§ Aim: For every line in the records that has the word "kiadott", make a copy.

• • • •

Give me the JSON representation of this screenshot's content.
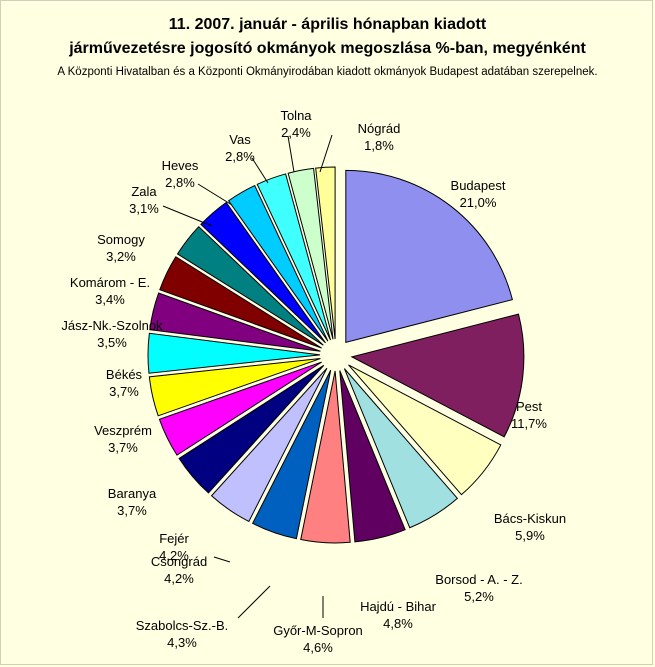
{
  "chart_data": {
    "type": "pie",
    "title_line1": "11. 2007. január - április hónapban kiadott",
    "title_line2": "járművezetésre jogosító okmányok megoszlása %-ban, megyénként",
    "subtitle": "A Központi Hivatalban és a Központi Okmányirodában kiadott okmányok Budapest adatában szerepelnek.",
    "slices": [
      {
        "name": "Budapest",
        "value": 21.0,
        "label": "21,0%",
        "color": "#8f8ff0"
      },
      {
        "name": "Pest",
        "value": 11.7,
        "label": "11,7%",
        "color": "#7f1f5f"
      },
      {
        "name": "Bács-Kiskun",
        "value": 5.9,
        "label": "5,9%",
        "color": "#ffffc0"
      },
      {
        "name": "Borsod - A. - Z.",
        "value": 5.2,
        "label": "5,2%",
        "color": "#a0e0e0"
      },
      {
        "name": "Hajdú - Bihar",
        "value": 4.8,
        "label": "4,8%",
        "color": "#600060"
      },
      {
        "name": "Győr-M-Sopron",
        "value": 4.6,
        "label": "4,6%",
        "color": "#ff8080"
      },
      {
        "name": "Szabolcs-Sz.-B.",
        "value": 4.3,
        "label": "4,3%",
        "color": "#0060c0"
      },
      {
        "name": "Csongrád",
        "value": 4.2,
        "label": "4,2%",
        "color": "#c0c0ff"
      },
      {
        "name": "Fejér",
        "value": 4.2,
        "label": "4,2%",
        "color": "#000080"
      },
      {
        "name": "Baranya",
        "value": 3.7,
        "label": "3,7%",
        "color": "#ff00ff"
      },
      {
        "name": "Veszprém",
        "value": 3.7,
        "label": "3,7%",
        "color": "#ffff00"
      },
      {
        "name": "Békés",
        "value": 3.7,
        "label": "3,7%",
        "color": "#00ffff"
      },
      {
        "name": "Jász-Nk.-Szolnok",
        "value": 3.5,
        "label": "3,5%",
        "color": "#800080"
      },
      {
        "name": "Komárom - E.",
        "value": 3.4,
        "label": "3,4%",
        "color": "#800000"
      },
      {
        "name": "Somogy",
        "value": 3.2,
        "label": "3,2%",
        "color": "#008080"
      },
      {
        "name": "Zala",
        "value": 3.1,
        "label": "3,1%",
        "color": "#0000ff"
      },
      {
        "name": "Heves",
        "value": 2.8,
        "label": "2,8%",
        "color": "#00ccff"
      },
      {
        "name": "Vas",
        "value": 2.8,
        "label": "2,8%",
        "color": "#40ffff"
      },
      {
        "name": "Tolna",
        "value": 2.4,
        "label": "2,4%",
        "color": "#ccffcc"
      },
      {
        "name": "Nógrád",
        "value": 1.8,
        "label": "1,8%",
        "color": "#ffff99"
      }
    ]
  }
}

• • • •

§ Output below:
    "title_line1": "11. 2007. január - április hónapban kiadott",
    "subtitle": "A Központi Hivatalban és a Központi Okmányirodában kiadott okmányok Budapest adatában szerepelnek.",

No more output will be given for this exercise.